----- Excerpted data -----

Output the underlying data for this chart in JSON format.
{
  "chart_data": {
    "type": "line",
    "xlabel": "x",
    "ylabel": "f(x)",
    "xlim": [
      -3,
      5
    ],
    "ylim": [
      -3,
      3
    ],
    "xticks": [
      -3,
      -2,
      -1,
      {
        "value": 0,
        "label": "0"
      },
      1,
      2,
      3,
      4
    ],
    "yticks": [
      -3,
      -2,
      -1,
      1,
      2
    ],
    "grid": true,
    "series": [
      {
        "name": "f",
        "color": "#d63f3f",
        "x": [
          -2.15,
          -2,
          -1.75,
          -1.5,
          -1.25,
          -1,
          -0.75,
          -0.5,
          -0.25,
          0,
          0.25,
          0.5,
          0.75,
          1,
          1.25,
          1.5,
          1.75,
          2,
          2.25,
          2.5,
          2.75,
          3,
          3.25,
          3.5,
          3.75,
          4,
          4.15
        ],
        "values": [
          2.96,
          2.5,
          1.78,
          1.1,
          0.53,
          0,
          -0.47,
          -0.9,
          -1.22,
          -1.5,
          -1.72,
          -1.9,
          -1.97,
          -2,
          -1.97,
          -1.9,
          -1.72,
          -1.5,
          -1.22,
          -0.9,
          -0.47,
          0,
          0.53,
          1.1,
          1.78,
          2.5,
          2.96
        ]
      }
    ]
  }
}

-----

■ Task to carry out ■
Reproduce the entries above in full by retyping them exactly.

■ Reply ■
Output the underlying data for this chart in JSON format.
{
  "chart_data": {
    "type": "line",
    "xlabel": "x",
    "ylabel": "f(x)",
    "xlim": [
      -3,
      5
    ],
    "ylim": [
      -3,
      3
    ],
    "xticks": [
      -3,
      -2,
      -1,
      {
        "value": 0,
        "label": "0"
      },
      1,
      2,
      3,
      4
    ],
    "yticks": [
      -3,
      -2,
      -1,
      1,
      2
    ],
    "grid": true,
    "series": [
      {
        "name": "f",
        "color": "#d63f3f",
        "x": [
          -2.15,
          -2,
          -1.75,
          -1.5,
          -1.25,
          -1,
          -0.75,
          -0.5,
          -0.25,
          0,
          0.25,
          0.5,
          0.75,
          1,
          1.25,
          1.5,
          1.75,
          2,
          2.25,
          2.5,
          2.75,
          3,
          3.25,
          3.5,
          3.75,
          4,
          4.15
        ],
        "values": [
          2.96,
          2.5,
          1.78,
          1.1,
          0.53,
          0,
          -0.47,
          -0.9,
          -1.22,
          -1.5,
          -1.72,
          -1.9,
          -1.97,
          -2,
          -1.97,
          -1.9,
          -1.72,
          -1.5,
          -1.22,
          -0.9,
          -0.47,
          0,
          0.53,
          1.1,
          1.78,
          2.5,
          2.96
        ]
      }
    ]
  }
}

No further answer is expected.